**Stated goal**
Below are entries; tally how many lines hold the string "this" and answer with only that figure.

**Records shown**

* start *

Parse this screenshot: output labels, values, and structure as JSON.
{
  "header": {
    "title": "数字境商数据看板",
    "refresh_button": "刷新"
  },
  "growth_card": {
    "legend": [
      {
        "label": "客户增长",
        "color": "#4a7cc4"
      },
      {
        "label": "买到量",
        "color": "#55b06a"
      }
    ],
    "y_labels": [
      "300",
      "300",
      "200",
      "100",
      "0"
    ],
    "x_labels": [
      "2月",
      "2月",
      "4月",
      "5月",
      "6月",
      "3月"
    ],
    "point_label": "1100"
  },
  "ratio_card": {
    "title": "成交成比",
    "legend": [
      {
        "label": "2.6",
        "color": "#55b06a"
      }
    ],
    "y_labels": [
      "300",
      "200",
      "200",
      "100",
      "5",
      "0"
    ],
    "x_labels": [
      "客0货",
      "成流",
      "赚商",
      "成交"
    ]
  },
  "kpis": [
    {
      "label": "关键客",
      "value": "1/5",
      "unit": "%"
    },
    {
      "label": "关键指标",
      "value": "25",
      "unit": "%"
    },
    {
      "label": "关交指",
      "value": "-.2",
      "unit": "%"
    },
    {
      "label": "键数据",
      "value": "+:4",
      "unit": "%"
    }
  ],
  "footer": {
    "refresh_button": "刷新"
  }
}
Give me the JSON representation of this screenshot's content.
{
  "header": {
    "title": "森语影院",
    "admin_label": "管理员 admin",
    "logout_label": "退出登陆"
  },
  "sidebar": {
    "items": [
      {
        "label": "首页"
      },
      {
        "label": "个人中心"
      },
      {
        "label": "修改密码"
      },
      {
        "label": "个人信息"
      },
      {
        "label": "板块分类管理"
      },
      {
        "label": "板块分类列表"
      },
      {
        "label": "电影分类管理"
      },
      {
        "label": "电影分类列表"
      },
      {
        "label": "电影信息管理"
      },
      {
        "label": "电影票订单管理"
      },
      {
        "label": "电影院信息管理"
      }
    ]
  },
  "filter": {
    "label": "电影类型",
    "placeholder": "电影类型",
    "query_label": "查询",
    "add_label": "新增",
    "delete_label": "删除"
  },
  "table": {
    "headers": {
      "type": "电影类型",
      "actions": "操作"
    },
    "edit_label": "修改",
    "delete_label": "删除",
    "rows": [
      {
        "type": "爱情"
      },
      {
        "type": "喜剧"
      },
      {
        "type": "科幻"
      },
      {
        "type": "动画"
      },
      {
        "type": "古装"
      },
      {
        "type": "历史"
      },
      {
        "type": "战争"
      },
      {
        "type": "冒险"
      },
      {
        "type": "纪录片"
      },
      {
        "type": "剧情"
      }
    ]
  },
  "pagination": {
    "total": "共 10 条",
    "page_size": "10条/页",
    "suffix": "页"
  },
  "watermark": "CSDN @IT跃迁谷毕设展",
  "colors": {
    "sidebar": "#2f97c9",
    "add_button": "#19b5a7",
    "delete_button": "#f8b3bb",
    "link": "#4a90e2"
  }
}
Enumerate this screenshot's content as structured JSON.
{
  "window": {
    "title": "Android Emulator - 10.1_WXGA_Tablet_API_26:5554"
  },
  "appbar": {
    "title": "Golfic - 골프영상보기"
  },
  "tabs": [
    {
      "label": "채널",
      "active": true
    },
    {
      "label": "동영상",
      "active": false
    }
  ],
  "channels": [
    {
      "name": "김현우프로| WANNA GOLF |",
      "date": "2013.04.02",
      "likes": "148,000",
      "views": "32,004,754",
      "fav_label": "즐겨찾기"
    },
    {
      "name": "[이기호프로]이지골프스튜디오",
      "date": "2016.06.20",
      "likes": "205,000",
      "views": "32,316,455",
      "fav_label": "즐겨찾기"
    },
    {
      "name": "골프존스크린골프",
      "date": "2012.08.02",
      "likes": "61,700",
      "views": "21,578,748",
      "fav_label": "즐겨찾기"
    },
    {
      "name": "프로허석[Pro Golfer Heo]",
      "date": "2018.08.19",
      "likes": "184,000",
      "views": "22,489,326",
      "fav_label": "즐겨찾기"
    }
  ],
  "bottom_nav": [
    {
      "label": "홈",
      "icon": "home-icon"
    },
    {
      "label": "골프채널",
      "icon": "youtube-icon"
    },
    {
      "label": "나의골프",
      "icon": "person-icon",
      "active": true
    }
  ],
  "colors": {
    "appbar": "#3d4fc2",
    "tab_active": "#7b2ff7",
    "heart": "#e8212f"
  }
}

* end *

**Task response**
3